Given problem:
Go through the material below and report how many lines contain "Afficher". Give only the number.

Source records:
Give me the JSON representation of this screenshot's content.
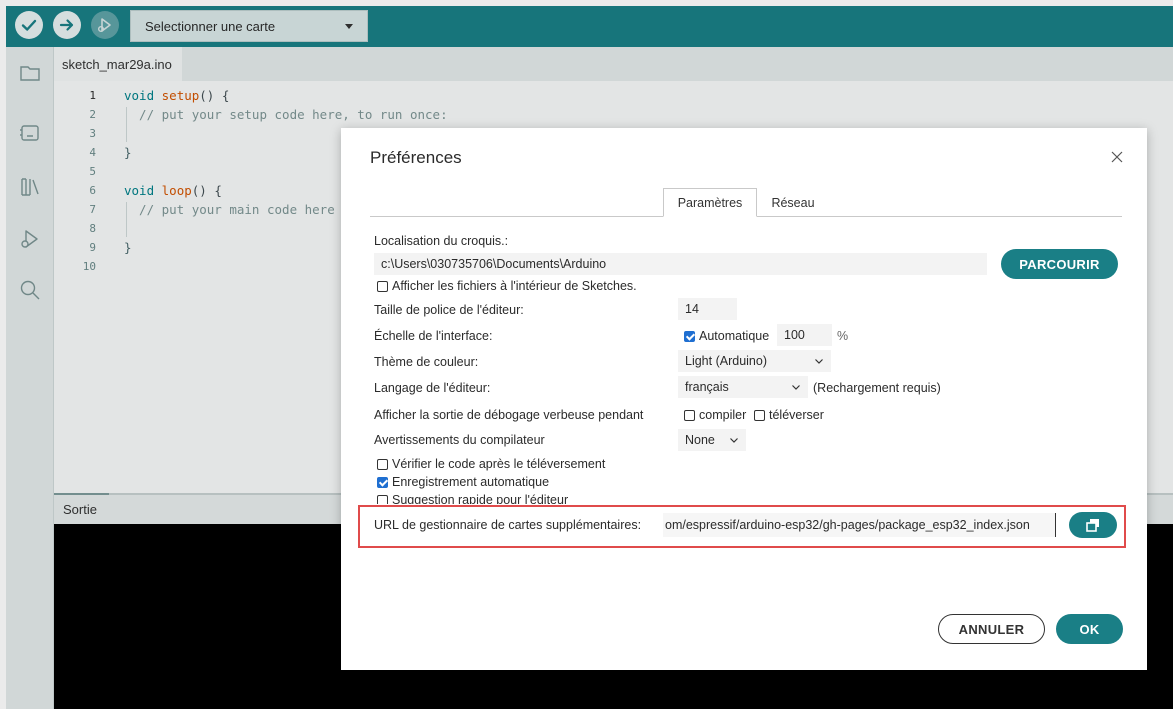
{
  "toolbar": {
    "board_select_label": "Selectionner une carte",
    "verify_icon": "check-icon",
    "upload_icon": "arrow-right-icon",
    "debug_icon": "debug-icon"
  },
  "sidebar": {
    "icons": [
      "folder-icon",
      "boards-manager-icon",
      "library-icon",
      "debug-icon",
      "search-icon"
    ]
  },
  "editor": {
    "file_tab": "sketch_mar29a.ino",
    "line_numbers": [
      "1",
      "2",
      "3",
      "4",
      "5",
      "6",
      "7",
      "8",
      "9",
      "10"
    ],
    "lines": [
      "void setup() {",
      "  // put your setup code here, to run once:",
      "",
      "}",
      "",
      "void loop() {",
      "  // put your main code here",
      "",
      "}",
      ""
    ]
  },
  "output": {
    "label": "Sortie"
  },
  "dialog": {
    "title": "Préférences",
    "tabs": [
      "Paramètres",
      "Réseau"
    ],
    "sketchbook_label": "Localisation du croquis.:",
    "sketchbook_path": "c:\\Users\\030735706\\Documents\\Arduino",
    "browse_button": "PARCOURIR",
    "show_sketch_files_label": "Afficher les fichiers à l'intérieur de Sketches.",
    "font_size_label": "Taille de police de l'éditeur:",
    "font_size_value": "14",
    "scale_label": "Échelle de l'interface:",
    "scale_auto_label": "Automatique",
    "scale_value": "100",
    "scale_unit": "%",
    "theme_label": "Thème de couleur:",
    "theme_value": "Light (Arduino)",
    "language_label": "Langage de l'éditeur:",
    "language_value": "français",
    "language_note": "(Rechargement requis)",
    "verbose_label": "Afficher la sortie de débogage verbeuse pendant",
    "verbose_compile": "compiler",
    "verbose_upload": "téléverser",
    "warnings_label": "Avertissements du compilateur",
    "warnings_value": "None",
    "verify_after_upload": "Vérifier le code après le téléversement",
    "autosave": "Enregistrement automatique",
    "quick_suggest": "Suggestion rapide pour l'éditeur",
    "board_urls_label": "URL de gestionnaire de cartes supplémentaires:",
    "board_urls_value": "om/espressif/arduino-esp32/gh-pages/package_esp32_index.json",
    "cancel_button": "ANNULER",
    "ok_button": "OK",
    "highlight_color": "#e04b4b",
    "accent_color": "#1a7f86"
  }
}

The answer:
2